Data entries
'''

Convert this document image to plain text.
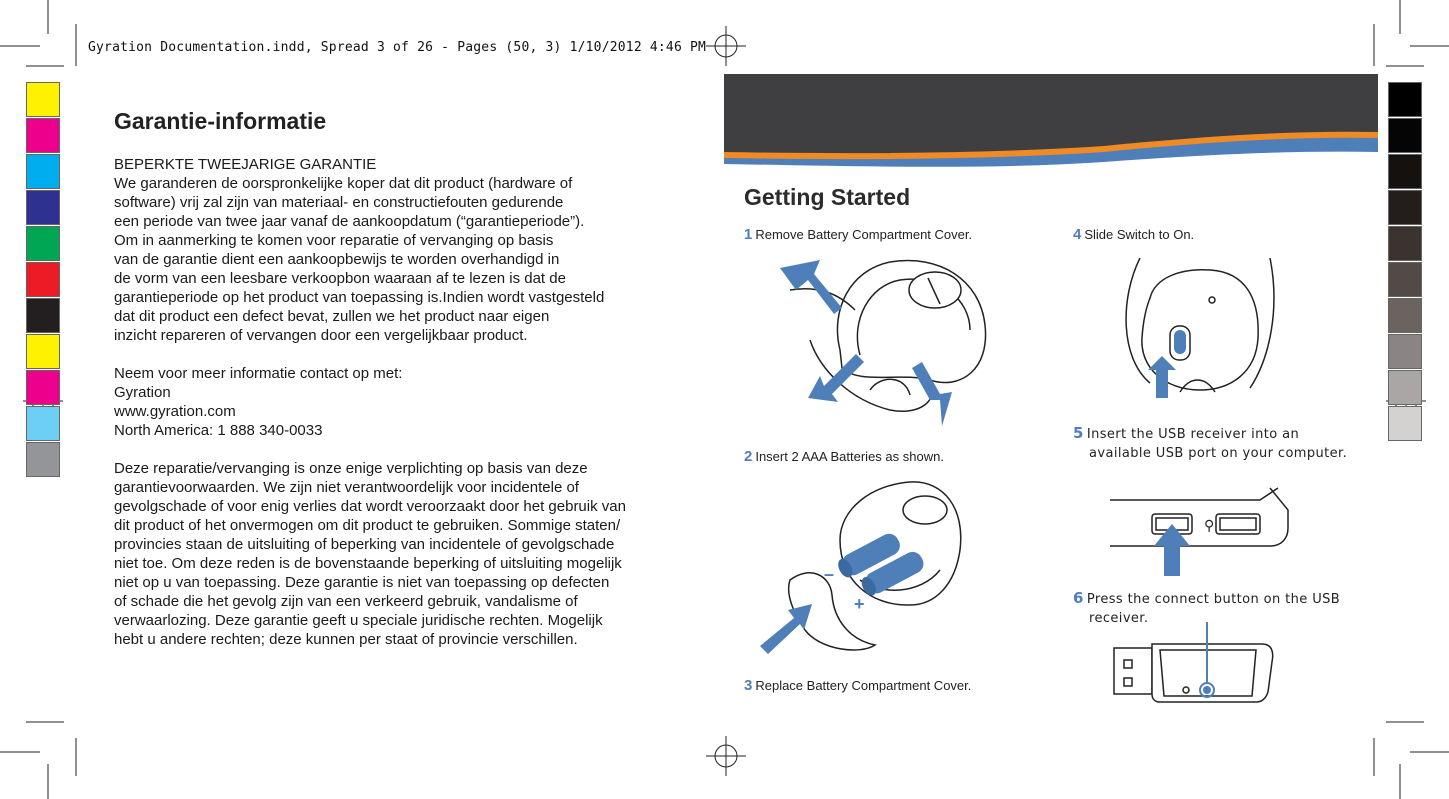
Gyration Documentation.indd, Spread 3 of 26 - Pages (50, 3) 1/10/2012 4:46 PM
Garantie-informatie

BEPERKTE TWEEJARIGE GARANTIE
We garanderen de oorspronkelijke koper dat dit product (hardware of
software) vrij zal zijn van materiaal- en constructiefouten gedurende
een periode van twee jaar vanaf de aankoopdatum (“garantieperiode”).
Om in aanmerking te komen voor reparatie of vervanging op basis
van de garantie dient een aankoopbewijs te worden overhandigd in
de vorm van een leesbare verkoopbon waaraan af te lezen is dat de
garantieperiode op het product van toepassing is.Indien wordt vastgesteld
dat dit product een defect bevat, zullen we het product naar eigen
inzicht repareren of vervangen door een vergelijkbaar product.

Neem voor meer informatie contact op met:
Gyration
www.gyration.com
North America: 1 888 340-0033

Deze reparatie/vervanging is onze enige verplichting op basis van deze
garantievoorwaarden. We zijn niet verantwoordelijk voor incidentele of
gevolgschade of voor enig verlies dat wordt veroorzaakt door het gebruik van
dit product of het onvermogen om dit product te gebruiken. Sommige staten/
provincies staan de uitsluiting of beperking van incidentele of gevolgschade
niet toe. Om deze reden is de bovenstaande beperking of uitsluiting mogelijk
niet op u van toepassing. Deze garantie is niet van toepassing op defecten
of schade die het gevolg zijn van een verkeerd gebruik, vandalisme of
verwaarlozing. Deze garantie geeft u speciale juridische rechten. Mogelijk
hebt u andere rechten; deze kunnen per staat of provincie verschillen.

Getting Started
1 Remove Battery Compartment Cover.
2 Insert 2 AAA Batteries as shown.
3 Replace Battery Compartment Cover.
4 Slide Switch to On.
5 Insert the USB receiver into an
available USB port on your computer.
6 Press the connect button on the USB
receiver.
–
+
⚲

'''

WHAT IS NEEDED: Every entry must be written out exactly, with all pictures left out.

RESULT FOR THIS EXERCISE:
Convert this document image to plain text.
Gyration Documentation.indd, Spread 3 of 26 - Pages (50, 3) 1/10/2012 4:46 PM
Garantie-informatie

BEPERKTE TWEEJARIGE GARANTIE
We garanderen de oorspronkelijke koper dat dit product (hardware of
software) vrij zal zijn van materiaal- en constructiefouten gedurende
een periode van twee jaar vanaf de aankoopdatum (“garantieperiode”).
Om in aanmerking te komen voor reparatie of vervanging op basis
van de garantie dient een aankoopbewijs te worden overhandigd in
de vorm van een leesbare verkoopbon waaraan af te lezen is dat de
garantieperiode op het product van toepassing is.Indien wordt vastgesteld
dat dit product een defect bevat, zullen we het product naar eigen
inzicht repareren of vervangen door een vergelijkbaar product.

Neem voor meer informatie contact op met:
Gyration
www.gyration.com
North America: 1 888 340-0033

Deze reparatie/vervanging is onze enige verplichting op basis van deze
garantievoorwaarden. We zijn niet verantwoordelijk voor incidentele of
gevolgschade of voor enig verlies dat wordt veroorzaakt door het gebruik van
dit product of het onvermogen om dit product te gebruiken. Sommige staten/
provincies staan de uitsluiting of beperking van incidentele of gevolgschade
niet toe. Om deze reden is de bovenstaande beperking of uitsluiting mogelijk
niet op u van toepassing. Deze garantie is niet van toepassing op defecten
of schade die het gevolg zijn van een verkeerd gebruik, vandalisme of
verwaarlozing. Deze garantie geeft u speciale juridische rechten. Mogelijk
hebt u andere rechten; deze kunnen per staat of provincie verschillen.

Getting Started
1 Remove Battery Compartment Cover.
2 Insert 2 AAA Batteries as shown.
3 Replace Battery Compartment Cover.
4 Slide Switch to On.
5 Insert the USB receiver into an
available USB port on your computer.
6 Press the connect button on the USB
receiver.
–
+
⚲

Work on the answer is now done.